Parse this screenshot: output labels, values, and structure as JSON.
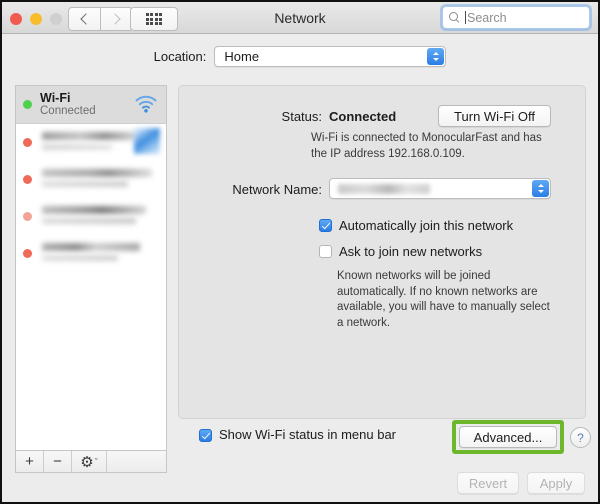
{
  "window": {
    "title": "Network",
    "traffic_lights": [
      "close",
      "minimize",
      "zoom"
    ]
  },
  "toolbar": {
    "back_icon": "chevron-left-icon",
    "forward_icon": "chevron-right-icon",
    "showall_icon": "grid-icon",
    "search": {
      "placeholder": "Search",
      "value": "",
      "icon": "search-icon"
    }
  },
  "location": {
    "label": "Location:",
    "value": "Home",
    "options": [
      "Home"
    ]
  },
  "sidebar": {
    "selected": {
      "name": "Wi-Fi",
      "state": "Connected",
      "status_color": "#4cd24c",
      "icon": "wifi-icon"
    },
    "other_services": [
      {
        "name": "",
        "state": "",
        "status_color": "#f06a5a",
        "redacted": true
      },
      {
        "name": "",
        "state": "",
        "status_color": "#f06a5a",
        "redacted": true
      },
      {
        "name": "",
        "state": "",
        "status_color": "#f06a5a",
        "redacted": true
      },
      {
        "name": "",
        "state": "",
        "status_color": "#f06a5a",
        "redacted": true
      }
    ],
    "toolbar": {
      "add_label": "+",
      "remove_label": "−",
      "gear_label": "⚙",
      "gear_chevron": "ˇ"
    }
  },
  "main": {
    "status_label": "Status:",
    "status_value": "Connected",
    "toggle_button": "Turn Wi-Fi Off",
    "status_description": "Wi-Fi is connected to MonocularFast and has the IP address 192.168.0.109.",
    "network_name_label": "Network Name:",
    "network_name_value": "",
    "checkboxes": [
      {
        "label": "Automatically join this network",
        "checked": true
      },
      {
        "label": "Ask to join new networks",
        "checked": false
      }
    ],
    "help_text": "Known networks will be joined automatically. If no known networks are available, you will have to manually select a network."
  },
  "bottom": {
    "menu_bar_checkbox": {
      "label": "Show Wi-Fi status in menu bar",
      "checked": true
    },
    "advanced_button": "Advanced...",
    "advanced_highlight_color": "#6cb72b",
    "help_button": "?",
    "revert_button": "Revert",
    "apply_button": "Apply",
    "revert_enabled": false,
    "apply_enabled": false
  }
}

______________________________

> _Exercise requirements_: Gather each line that holds "networks".

> _Solution to this exercise_:
        "label": "Ask to join new networks",
    "help_text": "Known networks will be joined automatically. If no known networks are available, you will have to manually select a network."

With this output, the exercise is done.